Work required: All lines in the data bearing the string "PICCOLE" should be identified and copied.

Data records

┄┄┄┄┄┄

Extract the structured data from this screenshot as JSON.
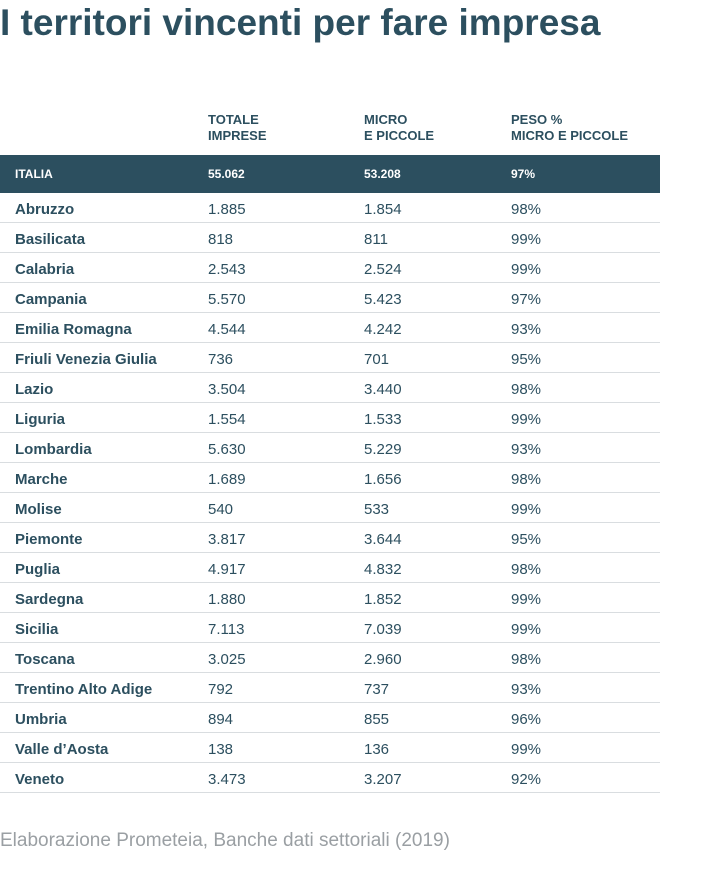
{
  "title": "I territori vincenti per fare impresa",
  "table": {
    "headers": {
      "region": "",
      "total": "TOTALE\nIMPRESE",
      "micro": "MICRO\nE PICCOLE",
      "weight": "PESO %\nMICRO E PICCOLE"
    },
    "total_row": {
      "region": "ITALIA",
      "total": "55.062",
      "micro": "53.208",
      "weight": "97%"
    },
    "rows": [
      {
        "region": "Abruzzo",
        "total": "1.885",
        "micro": "1.854",
        "weight": "98%"
      },
      {
        "region": "Basilicata",
        "total": "818",
        "micro": "811",
        "weight": "99%"
      },
      {
        "region": "Calabria",
        "total": "2.543",
        "micro": "2.524",
        "weight": "99%"
      },
      {
        "region": "Campania",
        "total": "5.570",
        "micro": "5.423",
        "weight": "97%"
      },
      {
        "region": "Emilia Romagna",
        "total": "4.544",
        "micro": "4.242",
        "weight": "93%"
      },
      {
        "region": "Friuli Venezia Giulia",
        "total": "736",
        "micro": "701",
        "weight": "95%"
      },
      {
        "region": "Lazio",
        "total": "3.504",
        "micro": "3.440",
        "weight": "98%"
      },
      {
        "region": "Liguria",
        "total": "1.554",
        "micro": "1.533",
        "weight": "99%"
      },
      {
        "region": "Lombardia",
        "total": "5.630",
        "micro": "5.229",
        "weight": "93%"
      },
      {
        "region": "Marche",
        "total": "1.689",
        "micro": "1.656",
        "weight": "98%"
      },
      {
        "region": "Molise",
        "total": "540",
        "micro": "533",
        "weight": "99%"
      },
      {
        "region": "Piemonte",
        "total": "3.817",
        "micro": "3.644",
        "weight": "95%"
      },
      {
        "region": "Puglia",
        "total": "4.917",
        "micro": "4.832",
        "weight": "98%"
      },
      {
        "region": "Sardegna",
        "total": "1.880",
        "micro": "1.852",
        "weight": "99%"
      },
      {
        "region": "Sicilia",
        "total": "7.113",
        "micro": "7.039",
        "weight": "99%"
      },
      {
        "region": "Toscana",
        "total": "3.025",
        "micro": "2.960",
        "weight": "98%"
      },
      {
        "region": "Trentino Alto Adige",
        "total": "792",
        "micro": "737",
        "weight": "93%"
      },
      {
        "region": "Umbria",
        "total": "894",
        "micro": "855",
        "weight": "96%"
      },
      {
        "region": "Valle d’Aosta",
        "total": "138",
        "micro": "136",
        "weight": "99%"
      },
      {
        "region": "Veneto",
        "total": "3.473",
        "micro": "3.207",
        "weight": "92%"
      }
    ]
  },
  "footer": "Elaborazione Prometeia, Banche dati settoriali (2019)",
  "colors": {
    "primary": "#2c4f5f",
    "divider": "#d9dde0",
    "footer": "#9a9fa3"
  }
}
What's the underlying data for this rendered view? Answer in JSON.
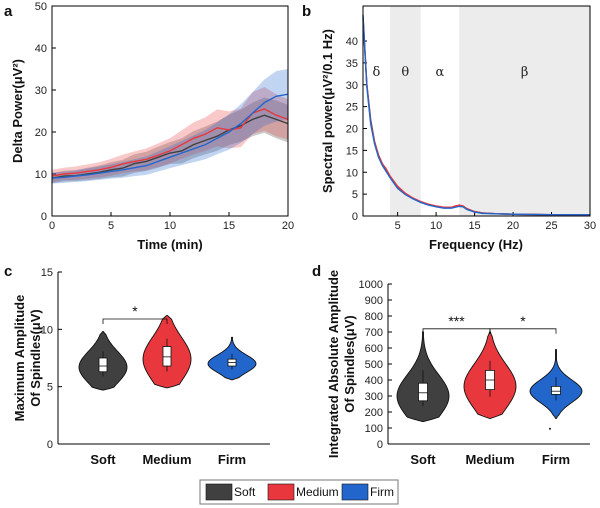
{
  "colors": {
    "soft": "#404040",
    "medium": "#e8383d",
    "firm": "#2266cc"
  },
  "legend": {
    "items": [
      "Soft",
      "Medium",
      "Firm"
    ]
  },
  "panels": {
    "a": {
      "label": "a"
    },
    "b": {
      "label": "b"
    },
    "c": {
      "label": "c"
    },
    "d": {
      "label": "d"
    }
  },
  "chart_data": [
    {
      "id": "a",
      "type": "line",
      "title": "",
      "xlabel": "Time (min)",
      "ylabel": "Delta Power(μV²)",
      "xlim": [
        0,
        20
      ],
      "ylim": [
        0,
        50
      ],
      "xticks": [
        "0",
        "5",
        "10",
        "15",
        "20"
      ],
      "yticks": [
        "0",
        "10",
        "20",
        "30",
        "40",
        "50"
      ],
      "x": [
        0,
        1,
        2,
        3,
        4,
        5,
        6,
        7,
        8,
        9,
        10,
        11,
        12,
        13,
        14,
        15,
        16,
        17,
        18,
        19,
        20
      ],
      "series": [
        {
          "name": "Soft",
          "values": [
            9,
            9.5,
            9.6,
            10,
            10.4,
            11,
            11.4,
            12.5,
            13,
            14,
            15,
            15.5,
            17,
            18,
            19,
            20.5,
            21.5,
            23,
            24,
            23,
            22
          ],
          "band": [
            1.2,
            1.3,
            1.3,
            1.5,
            1.6,
            1.8,
            2,
            2.2,
            2.3,
            2.5,
            2.6,
            3,
            3.2,
            3.3,
            3.5,
            3.6,
            3.8,
            4,
            4.2,
            4.5,
            4.5
          ]
        },
        {
          "name": "Medium",
          "values": [
            9.5,
            10,
            10.2,
            10.6,
            11,
            11.6,
            12.4,
            13,
            13.5,
            14.5,
            15.5,
            17,
            18.5,
            19.5,
            21,
            20.5,
            21,
            24.5,
            25.5,
            24,
            23
          ],
          "band": [
            1.5,
            1.5,
            1.6,
            1.7,
            1.8,
            2,
            2.2,
            2.4,
            2.6,
            2.8,
            3,
            3.4,
            3.8,
            4,
            4.4,
            4.4,
            4.6,
            5,
            5.2,
            5,
            4.8
          ]
        },
        {
          "name": "Firm",
          "values": [
            9,
            9.2,
            9.5,
            9.8,
            10.2,
            10.6,
            11,
            11.5,
            12,
            13,
            14,
            15,
            16,
            17,
            18.5,
            20,
            22,
            24.5,
            27,
            28.5,
            29
          ],
          "band": [
            1.3,
            1.3,
            1.4,
            1.5,
            1.6,
            1.7,
            1.9,
            2,
            2.2,
            2.4,
            2.6,
            2.9,
            3.2,
            3.5,
            3.8,
            4.2,
            4.6,
            5,
            5.5,
            6,
            6
          ]
        }
      ]
    },
    {
      "id": "b",
      "type": "line",
      "title": "",
      "xlabel": "Frequency (Hz)",
      "ylabel": "Spectral power(μV²/0.1 Hz)",
      "xlim": [
        0.5,
        30
      ],
      "ylim": [
        0,
        48
      ],
      "xticks": [
        "5",
        "10",
        "15",
        "20",
        "25",
        "30"
      ],
      "yticks": [
        "0",
        "5",
        "10",
        "15",
        "20",
        "25",
        "30",
        "35",
        "40"
      ],
      "bands": [
        {
          "label": "δ",
          "range": [
            0.5,
            4
          ],
          "shaded": false
        },
        {
          "label": "θ",
          "range": [
            4,
            8
          ],
          "shaded": true
        },
        {
          "label": "α",
          "range": [
            8,
            13
          ],
          "shaded": false
        },
        {
          "label": "β",
          "range": [
            13,
            30
          ],
          "shaded": true
        }
      ],
      "x": [
        0.5,
        1,
        1.5,
        2,
        2.5,
        3,
        3.5,
        4,
        5,
        6,
        7,
        8,
        9,
        10,
        11,
        12,
        12.5,
        13,
        13.5,
        14,
        15,
        16,
        18,
        20,
        25,
        30
      ],
      "series": [
        {
          "name": "Soft",
          "values": [
            46,
            30,
            22,
            17,
            14,
            12,
            10.5,
            9,
            6.5,
            5,
            4,
            3.2,
            2.6,
            2.2,
            1.9,
            1.9,
            2.1,
            2.3,
            2.2,
            1.6,
            1,
            0.7,
            0.5,
            0.4,
            0.3,
            0.3
          ]
        },
        {
          "name": "Medium",
          "values": [
            45,
            30,
            21.5,
            17,
            14,
            12,
            10.8,
            9.2,
            6.8,
            5.2,
            4.1,
            3.3,
            2.7,
            2.3,
            2,
            2,
            2.3,
            2.5,
            2.3,
            1.7,
            1,
            0.7,
            0.5,
            0.4,
            0.3,
            0.3
          ]
        },
        {
          "name": "Firm",
          "values": [
            45.5,
            29.5,
            21,
            16.5,
            13.5,
            11.6,
            10.2,
            8.8,
            6.3,
            4.9,
            3.9,
            3.1,
            2.5,
            2.1,
            1.8,
            1.8,
            2,
            2.2,
            2.1,
            1.5,
            0.9,
            0.6,
            0.5,
            0.4,
            0.3,
            0.3
          ]
        }
      ]
    },
    {
      "id": "c",
      "type": "violin",
      "title": "",
      "xlabel": "",
      "ylabel": "Maximum Amplitude Of Spindles(μV)",
      "ylim": [
        0,
        15
      ],
      "yticks": [
        "0",
        "5",
        "10",
        "15"
      ],
      "categories": [
        "Soft",
        "Medium",
        "Firm"
      ],
      "distributions": [
        {
          "name": "Soft",
          "min": 4.7,
          "q1": 6.3,
          "median": 6.8,
          "q3": 7.5,
          "max": 9.8,
          "mode": 6.7
        },
        {
          "name": "Medium",
          "min": 4.9,
          "q1": 6.8,
          "median": 7.6,
          "q3": 8.5,
          "max": 11.2,
          "mode": 7.4
        },
        {
          "name": "Firm",
          "min": 5.6,
          "q1": 6.8,
          "median": 7.1,
          "q3": 7.4,
          "max": 9.3,
          "mode": 7.0
        }
      ],
      "significance": [
        {
          "pair": [
            "Soft",
            "Medium"
          ],
          "label": "*",
          "y": 10.9
        }
      ]
    },
    {
      "id": "d",
      "type": "violin",
      "title": "",
      "xlabel": "",
      "ylabel": "Integrated Absolute Amplitude Of Spindles(μV)",
      "ylim": [
        0,
        1000
      ],
      "yticks": [
        "0",
        "100",
        "200",
        "300",
        "400",
        "500",
        "600",
        "700",
        "800",
        "900",
        "1000"
      ],
      "categories": [
        "Soft",
        "Medium",
        "Firm"
      ],
      "distributions": [
        {
          "name": "Soft",
          "min": 140,
          "q1": 270,
          "median": 320,
          "q3": 380,
          "max": 700,
          "mode": 300
        },
        {
          "name": "Medium",
          "min": 160,
          "q1": 340,
          "median": 400,
          "q3": 460,
          "max": 700,
          "mode": 360
        },
        {
          "name": "Firm",
          "min": 160,
          "q1": 310,
          "median": 330,
          "q3": 360,
          "max": 590,
          "mode": 330
        }
      ],
      "outliers": [
        {
          "category": "Firm",
          "value": 95
        }
      ],
      "significance": [
        {
          "pair": [
            "Soft",
            "Medium"
          ],
          "label": "***",
          "y": 720
        },
        {
          "pair": [
            "Medium",
            "Firm"
          ],
          "label": "*",
          "y": 720
        }
      ]
    }
  ]
}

┄┄┄┄┄┄

Solved exercise:
      "micro": "MICRO\nE PICCOLE",
      "weight": "PESO %\nMICRO E PICCOLE"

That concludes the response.